— Start Information shown —

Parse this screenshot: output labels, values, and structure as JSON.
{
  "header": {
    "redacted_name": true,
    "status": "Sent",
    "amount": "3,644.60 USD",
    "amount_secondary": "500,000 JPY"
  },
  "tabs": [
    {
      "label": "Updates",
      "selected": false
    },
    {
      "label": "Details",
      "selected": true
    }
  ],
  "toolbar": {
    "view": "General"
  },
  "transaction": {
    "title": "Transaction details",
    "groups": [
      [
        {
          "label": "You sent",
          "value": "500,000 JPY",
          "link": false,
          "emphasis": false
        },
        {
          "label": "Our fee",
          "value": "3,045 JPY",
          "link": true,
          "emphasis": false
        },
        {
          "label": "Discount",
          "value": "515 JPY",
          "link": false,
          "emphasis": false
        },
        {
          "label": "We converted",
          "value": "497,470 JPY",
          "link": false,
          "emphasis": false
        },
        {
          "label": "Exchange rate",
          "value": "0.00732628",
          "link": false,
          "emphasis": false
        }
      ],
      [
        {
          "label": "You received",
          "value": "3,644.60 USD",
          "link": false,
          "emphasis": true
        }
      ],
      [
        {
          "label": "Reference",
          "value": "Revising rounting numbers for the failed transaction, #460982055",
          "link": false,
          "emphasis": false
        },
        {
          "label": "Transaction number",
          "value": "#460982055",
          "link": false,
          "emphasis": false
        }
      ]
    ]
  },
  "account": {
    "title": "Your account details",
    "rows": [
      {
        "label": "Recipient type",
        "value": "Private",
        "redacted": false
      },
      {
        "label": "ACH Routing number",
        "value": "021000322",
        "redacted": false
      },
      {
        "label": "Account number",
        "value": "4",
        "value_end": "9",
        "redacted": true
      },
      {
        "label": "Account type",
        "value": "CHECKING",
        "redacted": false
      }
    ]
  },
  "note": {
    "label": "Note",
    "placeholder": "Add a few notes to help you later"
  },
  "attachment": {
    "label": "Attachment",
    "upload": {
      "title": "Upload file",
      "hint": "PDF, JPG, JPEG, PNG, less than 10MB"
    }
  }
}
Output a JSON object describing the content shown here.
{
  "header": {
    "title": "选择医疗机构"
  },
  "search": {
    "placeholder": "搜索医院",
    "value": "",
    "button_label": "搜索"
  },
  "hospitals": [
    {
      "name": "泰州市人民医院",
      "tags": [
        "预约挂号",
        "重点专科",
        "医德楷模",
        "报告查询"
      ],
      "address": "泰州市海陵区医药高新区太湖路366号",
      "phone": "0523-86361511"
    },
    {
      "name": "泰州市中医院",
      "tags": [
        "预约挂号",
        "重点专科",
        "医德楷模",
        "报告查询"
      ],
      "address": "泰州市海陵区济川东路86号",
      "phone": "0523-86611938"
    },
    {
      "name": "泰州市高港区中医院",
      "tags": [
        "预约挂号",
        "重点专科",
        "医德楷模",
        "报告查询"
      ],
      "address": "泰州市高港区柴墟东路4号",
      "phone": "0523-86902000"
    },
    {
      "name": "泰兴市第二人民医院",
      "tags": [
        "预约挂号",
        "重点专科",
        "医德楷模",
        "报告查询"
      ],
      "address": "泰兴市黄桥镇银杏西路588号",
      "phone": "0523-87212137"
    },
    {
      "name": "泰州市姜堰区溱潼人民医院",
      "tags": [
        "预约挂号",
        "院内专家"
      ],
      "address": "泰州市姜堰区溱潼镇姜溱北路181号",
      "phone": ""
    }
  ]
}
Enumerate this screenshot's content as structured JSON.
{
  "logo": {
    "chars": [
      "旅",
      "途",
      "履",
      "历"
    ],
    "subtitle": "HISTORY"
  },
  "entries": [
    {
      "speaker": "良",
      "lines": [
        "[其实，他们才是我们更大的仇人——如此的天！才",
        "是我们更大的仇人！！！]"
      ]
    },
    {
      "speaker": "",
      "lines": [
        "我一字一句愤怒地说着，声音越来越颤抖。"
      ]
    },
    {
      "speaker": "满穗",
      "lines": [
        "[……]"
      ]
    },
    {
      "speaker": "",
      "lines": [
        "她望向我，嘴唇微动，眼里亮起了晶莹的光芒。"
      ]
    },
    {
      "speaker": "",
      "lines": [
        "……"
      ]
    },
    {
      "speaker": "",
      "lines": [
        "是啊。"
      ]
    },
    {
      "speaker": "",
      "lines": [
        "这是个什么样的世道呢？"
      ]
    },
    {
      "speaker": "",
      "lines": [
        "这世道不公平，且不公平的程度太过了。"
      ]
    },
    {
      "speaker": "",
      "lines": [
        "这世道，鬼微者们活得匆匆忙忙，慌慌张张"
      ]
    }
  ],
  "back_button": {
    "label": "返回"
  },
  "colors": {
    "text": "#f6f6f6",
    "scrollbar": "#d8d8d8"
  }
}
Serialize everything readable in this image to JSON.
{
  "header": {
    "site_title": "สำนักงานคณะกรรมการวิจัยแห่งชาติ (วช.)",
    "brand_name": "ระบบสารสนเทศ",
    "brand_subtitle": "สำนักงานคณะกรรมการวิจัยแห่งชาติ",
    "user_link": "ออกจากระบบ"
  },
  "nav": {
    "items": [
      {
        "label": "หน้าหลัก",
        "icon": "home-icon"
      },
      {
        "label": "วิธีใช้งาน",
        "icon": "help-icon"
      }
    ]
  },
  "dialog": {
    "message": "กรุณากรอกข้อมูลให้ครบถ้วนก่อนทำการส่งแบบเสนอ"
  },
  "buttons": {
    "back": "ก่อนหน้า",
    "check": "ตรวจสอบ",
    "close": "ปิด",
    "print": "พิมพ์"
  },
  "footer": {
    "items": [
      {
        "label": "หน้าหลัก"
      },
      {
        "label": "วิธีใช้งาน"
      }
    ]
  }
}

— End Information shown —

> Aim of the exercise
Above are the records; copy every line in them that holds the word "this".

> Answer to the problem
Parse this screenshot: output labels, values, and structure as JSON.
Enumerate this screenshot's content as structured JSON.
Serialize everything readable in this image to JSON.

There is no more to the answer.